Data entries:
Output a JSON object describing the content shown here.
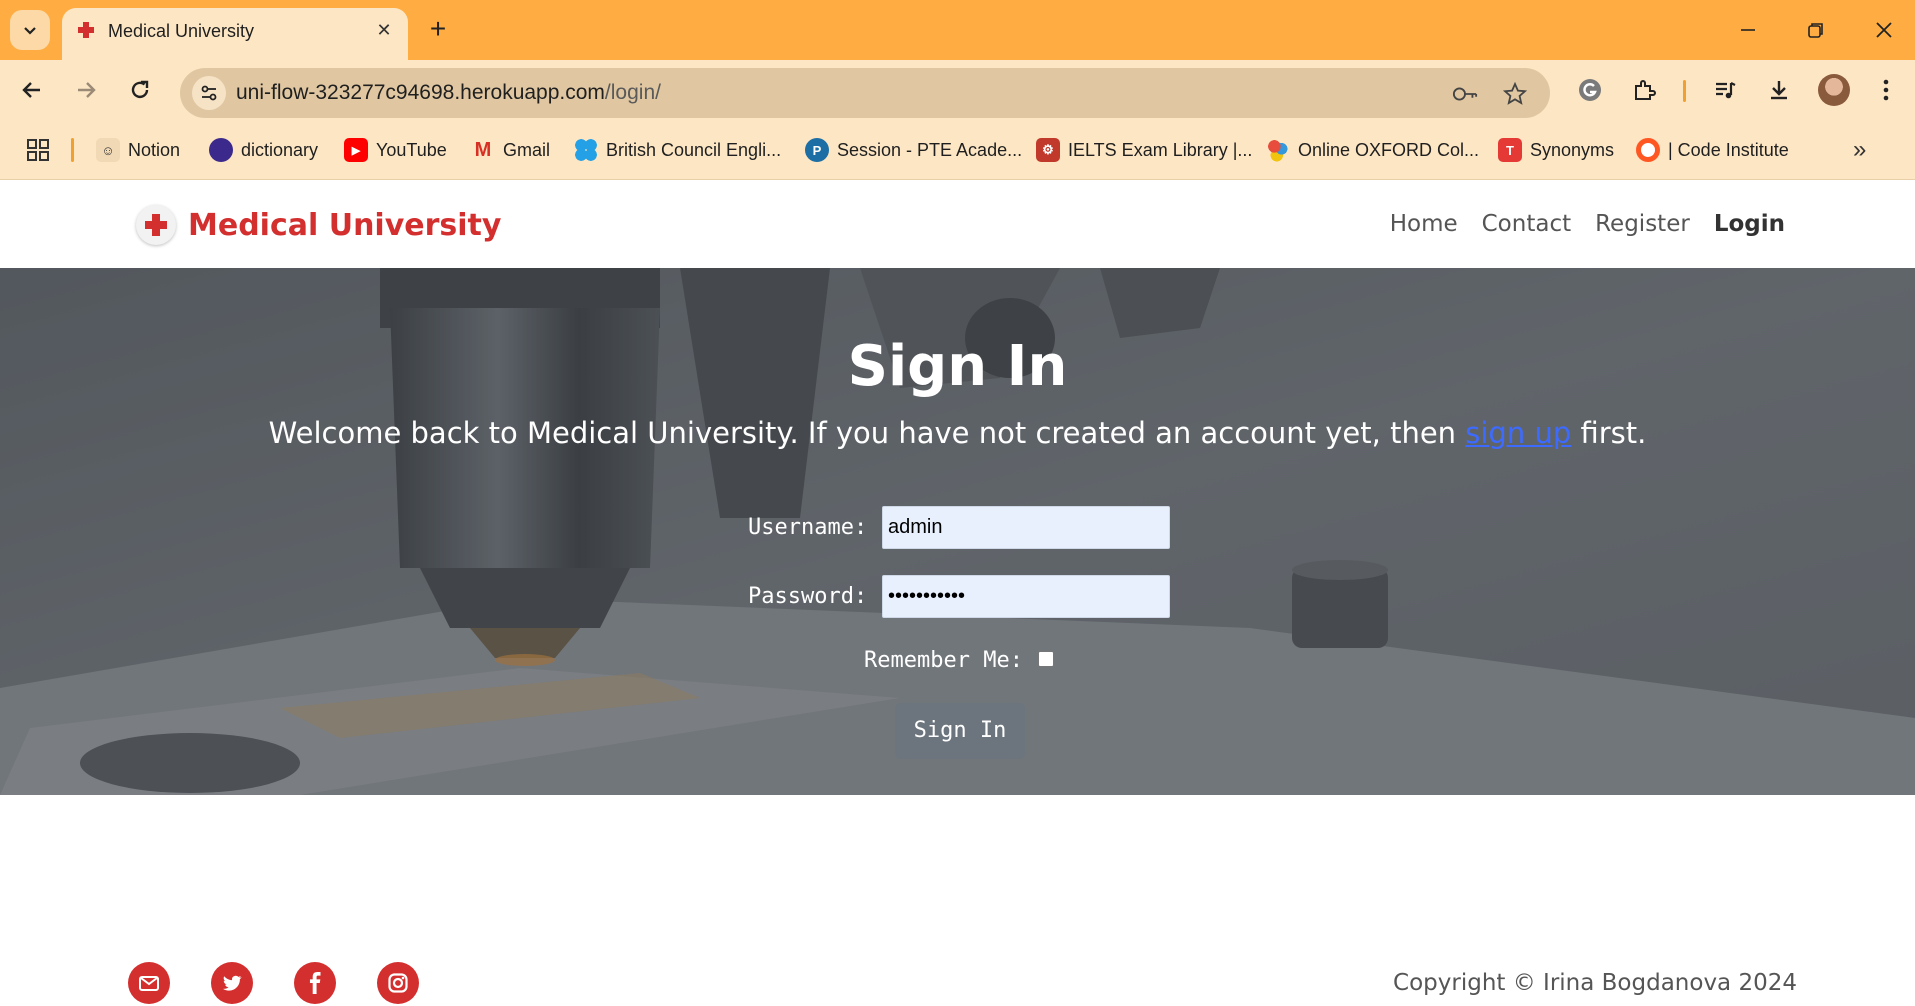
{
  "browser": {
    "tab_title": "Medical University",
    "url_host": "uni-flow-323277c94698.herokuapp.com",
    "url_path": "/login/",
    "bookmarks": [
      {
        "label": "Notion",
        "icon": "notion-icon"
      },
      {
        "label": "dictionary",
        "icon": "dictionary-icon"
      },
      {
        "label": "YouTube",
        "icon": "youtube-icon"
      },
      {
        "label": "Gmail",
        "icon": "gmail-icon"
      },
      {
        "label": "British Council Engli...",
        "icon": "british-council-icon"
      },
      {
        "label": "Session - PTE Acade...",
        "icon": "pte-icon"
      },
      {
        "label": "IELTS Exam Library |...",
        "icon": "ielts-icon"
      },
      {
        "label": "Online OXFORD Col...",
        "icon": "oxford-icon"
      },
      {
        "label": "Synonyms",
        "icon": "synonyms-icon"
      },
      {
        "label": "| Code Institute",
        "icon": "code-institute-icon"
      }
    ]
  },
  "site": {
    "brand": "Medical University",
    "nav": [
      "Home",
      "Contact",
      "Register",
      "Login"
    ],
    "active_nav": "Login",
    "accent_color": "#d32f2f"
  },
  "signin": {
    "title": "Sign In",
    "subtitle_pre": "Welcome back to Medical University. If you have not created an account yet, then ",
    "subtitle_link": "sign up",
    "subtitle_post": " first.",
    "username_label": "Username:",
    "username_value": "admin",
    "password_label": "Password:",
    "password_value": "•••••••••••",
    "remember_label": "Remember Me:",
    "remember_checked": false,
    "button_label": "Sign In"
  },
  "footer": {
    "social": [
      "mail-icon",
      "twitter-icon",
      "facebook-icon",
      "instagram-icon"
    ],
    "copyright": "Copyright © Irina Bogdanova 2024"
  }
}
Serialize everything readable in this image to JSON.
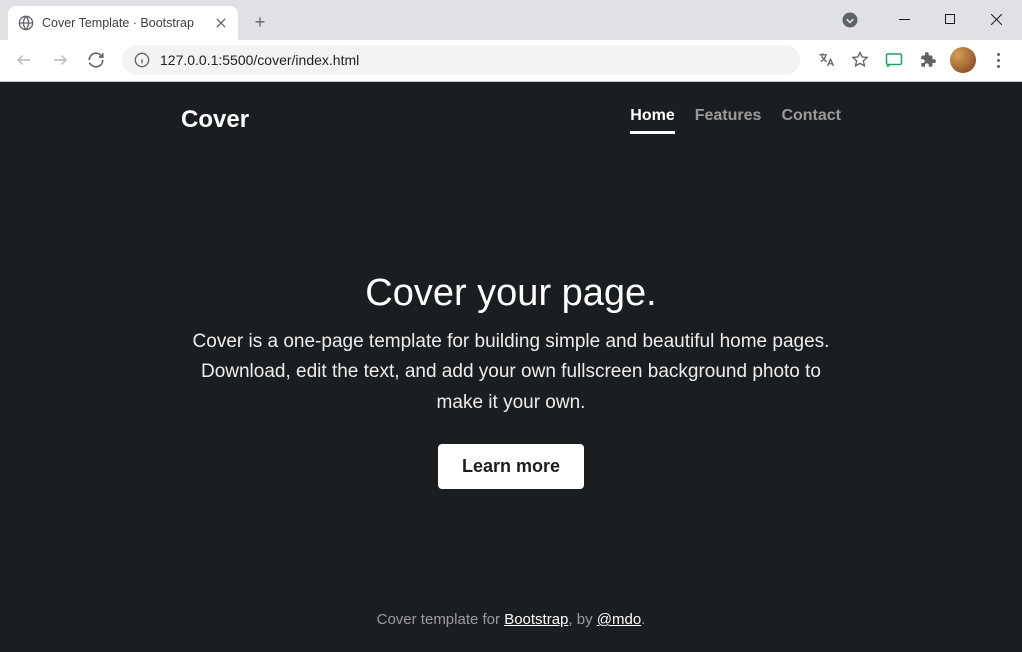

*What to work on*. Are you able to set down all the lines above exactly, without any pictures?

*Solved exercise*.
Output a JSON object describing the content shown here.
{
  "browser": {
    "tab_title": "Medical University",
    "url_host": "uni-flow-323277c94698.herokuapp.com",
    "url_path": "/login/",
    "bookmarks": [
      {
        "label": "Notion",
        "icon": "notion-icon"
      },
      {
        "label": "dictionary",
        "icon": "dictionary-icon"
      },
      {
        "label": "YouTube",
        "icon": "youtube-icon"
      },
      {
        "label": "Gmail",
        "icon": "gmail-icon"
      },
      {
        "label": "British Council Engli...",
        "icon": "british-council-icon"
      },
      {
        "label": "Session - PTE Acade...",
        "icon": "pte-icon"
      },
      {
        "label": "IELTS Exam Library |...",
        "icon": "ielts-icon"
      },
      {
        "label": "Online OXFORD Col...",
        "icon": "oxford-icon"
      },
      {
        "label": "Synonyms",
        "icon": "synonyms-icon"
      },
      {
        "label": "| Code Institute",
        "icon": "code-institute-icon"
      }
    ]
  },
  "site": {
    "brand": "Medical University",
    "nav": [
      "Home",
      "Contact",
      "Register",
      "Login"
    ],
    "active_nav": "Login",
    "accent_color": "#d32f2f"
  },
  "signin": {
    "title": "Sign In",
    "subtitle_pre": "Welcome back to Medical University. If you have not created an account yet, then ",
    "subtitle_link": "sign up",
    "subtitle_post": " first.",
    "username_label": "Username:",
    "username_value": "admin",
    "password_label": "Password:",
    "password_value": "•••••••••••",
    "remember_label": "Remember Me:",
    "remember_checked": false,
    "button_label": "Sign In"
  },
  "footer": {
    "social": [
      "mail-icon",
      "twitter-icon",
      "facebook-icon",
      "instagram-icon"
    ],
    "copyright": "Copyright © Irina Bogdanova 2024"
  }
}
Serialize everything readable in this image to JSON.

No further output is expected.